> Exercise brief:
Quote the whole listing verbatim.

Dataset excerpt
---
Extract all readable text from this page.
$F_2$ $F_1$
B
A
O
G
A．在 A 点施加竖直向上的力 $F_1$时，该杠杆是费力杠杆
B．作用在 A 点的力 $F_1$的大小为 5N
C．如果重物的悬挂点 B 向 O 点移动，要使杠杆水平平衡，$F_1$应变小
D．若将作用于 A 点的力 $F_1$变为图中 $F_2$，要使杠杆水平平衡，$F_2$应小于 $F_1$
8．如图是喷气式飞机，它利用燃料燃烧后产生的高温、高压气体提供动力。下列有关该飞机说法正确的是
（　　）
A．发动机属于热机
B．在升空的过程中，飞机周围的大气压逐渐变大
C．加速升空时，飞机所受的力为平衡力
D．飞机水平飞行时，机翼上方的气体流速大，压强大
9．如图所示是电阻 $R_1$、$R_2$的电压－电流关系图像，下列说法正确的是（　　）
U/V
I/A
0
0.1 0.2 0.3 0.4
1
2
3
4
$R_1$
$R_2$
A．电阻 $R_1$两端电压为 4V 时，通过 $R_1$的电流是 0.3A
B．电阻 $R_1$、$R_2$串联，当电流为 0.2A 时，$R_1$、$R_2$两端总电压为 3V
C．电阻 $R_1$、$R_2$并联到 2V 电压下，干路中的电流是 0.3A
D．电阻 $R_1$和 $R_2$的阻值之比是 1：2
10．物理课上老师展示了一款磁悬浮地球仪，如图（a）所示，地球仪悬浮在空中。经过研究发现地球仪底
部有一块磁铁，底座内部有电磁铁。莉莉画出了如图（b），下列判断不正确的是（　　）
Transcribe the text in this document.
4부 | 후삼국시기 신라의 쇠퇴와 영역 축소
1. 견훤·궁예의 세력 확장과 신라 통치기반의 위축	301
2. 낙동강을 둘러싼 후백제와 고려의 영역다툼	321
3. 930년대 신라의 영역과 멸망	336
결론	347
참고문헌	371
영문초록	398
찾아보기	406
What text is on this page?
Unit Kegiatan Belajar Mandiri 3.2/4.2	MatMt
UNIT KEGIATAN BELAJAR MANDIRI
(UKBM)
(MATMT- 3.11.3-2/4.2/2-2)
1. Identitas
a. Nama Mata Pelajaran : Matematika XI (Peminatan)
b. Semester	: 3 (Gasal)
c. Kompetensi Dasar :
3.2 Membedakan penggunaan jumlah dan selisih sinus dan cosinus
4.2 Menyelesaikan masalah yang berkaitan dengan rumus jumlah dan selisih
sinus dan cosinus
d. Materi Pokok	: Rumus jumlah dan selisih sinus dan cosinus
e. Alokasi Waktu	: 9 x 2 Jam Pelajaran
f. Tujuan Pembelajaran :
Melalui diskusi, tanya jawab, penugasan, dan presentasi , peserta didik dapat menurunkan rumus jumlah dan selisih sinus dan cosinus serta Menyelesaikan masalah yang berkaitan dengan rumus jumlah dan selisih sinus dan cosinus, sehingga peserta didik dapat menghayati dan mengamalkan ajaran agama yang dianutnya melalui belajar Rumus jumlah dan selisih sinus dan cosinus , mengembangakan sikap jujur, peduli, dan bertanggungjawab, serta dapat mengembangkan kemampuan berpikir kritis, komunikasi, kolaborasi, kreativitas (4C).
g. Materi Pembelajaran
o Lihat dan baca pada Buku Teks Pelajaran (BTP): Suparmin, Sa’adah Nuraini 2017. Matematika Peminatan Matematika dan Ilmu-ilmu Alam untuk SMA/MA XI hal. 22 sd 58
---
> Result for this task:
Extract all readable text from this page.
$F_2$ $F_1$
B
A
O
G
A．在 A 点施加竖直向上的力 $F_1$时，该杠杆是费力杠杆
B．作用在 A 点的力 $F_1$的大小为 5N
C．如果重物的悬挂点 B 向 O 点移动，要使杠杆水平平衡，$F_1$应变小
D．若将作用于 A 点的力 $F_1$变为图中 $F_2$，要使杠杆水平平衡，$F_2$应小于 $F_1$
8．如图是喷气式飞机，它利用燃料燃烧后产生的高温、高压气体提供动力。下列有关该飞机说法正确的是
（　　）
A．发动机属于热机
B．在升空的过程中，飞机周围的大气压逐渐变大
C．加速升空时，飞机所受的力为平衡力
D．飞机水平飞行时，机翼上方的气体流速大，压强大
9．如图所示是电阻 $R_1$、$R_2$的电压－电流关系图像，下列说法正确的是（　　）
U/V
I/A
0
0.1 0.2 0.3 0.4
1
2
3
4
$R_1$
$R_2$
A．电阻 $R_1$两端电压为 4V 时，通过 $R_1$的电流是 0.3A
B．电阻 $R_1$、$R_2$串联，当电流为 0.2A 时，$R_1$、$R_2$两端总电压为 3V
C．电阻 $R_1$、$R_2$并联到 2V 电压下，干路中的电流是 0.3A
D．电阻 $R_1$和 $R_2$的阻值之比是 1：2
10．物理课上老师展示了一款磁悬浮地球仪，如图（a）所示，地球仪悬浮在空中。经过研究发现地球仪底
部有一块磁铁，底座内部有电磁铁。莉莉画出了如图（b），下列判断不正确的是（　　）
Transcribe the text in this document.
4부 | 후삼국시기 신라의 쇠퇴와 영역 축소
1. 견훤·궁예의 세력 확장과 신라 통치기반의 위축	301
2. 낙동강을 둘러싼 후백제와 고려의 영역다툼	321
3. 930년대 신라의 영역과 멸망	336
결론	347
참고문헌	371
영문초록	398
찾아보기	406
What text is on this page?
Unit Kegiatan Belajar Mandiri 3.2/4.2	MatMt
UNIT KEGIATAN BELAJAR MANDIRI
(UKBM)
(MATMT- 3.11.3-2/4.2/2-2)
1. Identitas
a. Nama Mata Pelajaran : Matematika XI (Peminatan)
b. Semester	: 3 (Gasal)
c. Kompetensi Dasar :
3.2 Membedakan penggunaan jumlah dan selisih sinus dan cosinus
4.2 Menyelesaikan masalah yang berkaitan dengan rumus jumlah dan selisih
sinus dan cosinus
d. Materi Pokok	: Rumus jumlah dan selisih sinus dan cosinus
e. Alokasi Waktu	: 9 x 2 Jam Pelajaran
f. Tujuan Pembelajaran :
Melalui diskusi, tanya jawab, penugasan, dan presentasi , peserta didik dapat menurunkan rumus jumlah dan selisih sinus dan cosinus serta Menyelesaikan masalah yang berkaitan dengan rumus jumlah dan selisih sinus dan cosinus, sehingga peserta didik dapat menghayati dan mengamalkan ajaran agama yang dianutnya melalui belajar Rumus jumlah dan selisih sinus dan cosinus , mengembangakan sikap jujur, peduli, dan bertanggungjawab, serta dapat mengembangkan kemampuan berpikir kritis, komunikasi, kolaborasi, kreativitas (4C).
g. Materi Pembelajaran
o Lihat dan baca pada Buku Teks Pelajaran (BTP): Suparmin, Sa’adah Nuraini 2017. Matematika Peminatan Matematika dan Ilmu-ilmu Alam untuk SMA/MA XI hal. 22 sd 58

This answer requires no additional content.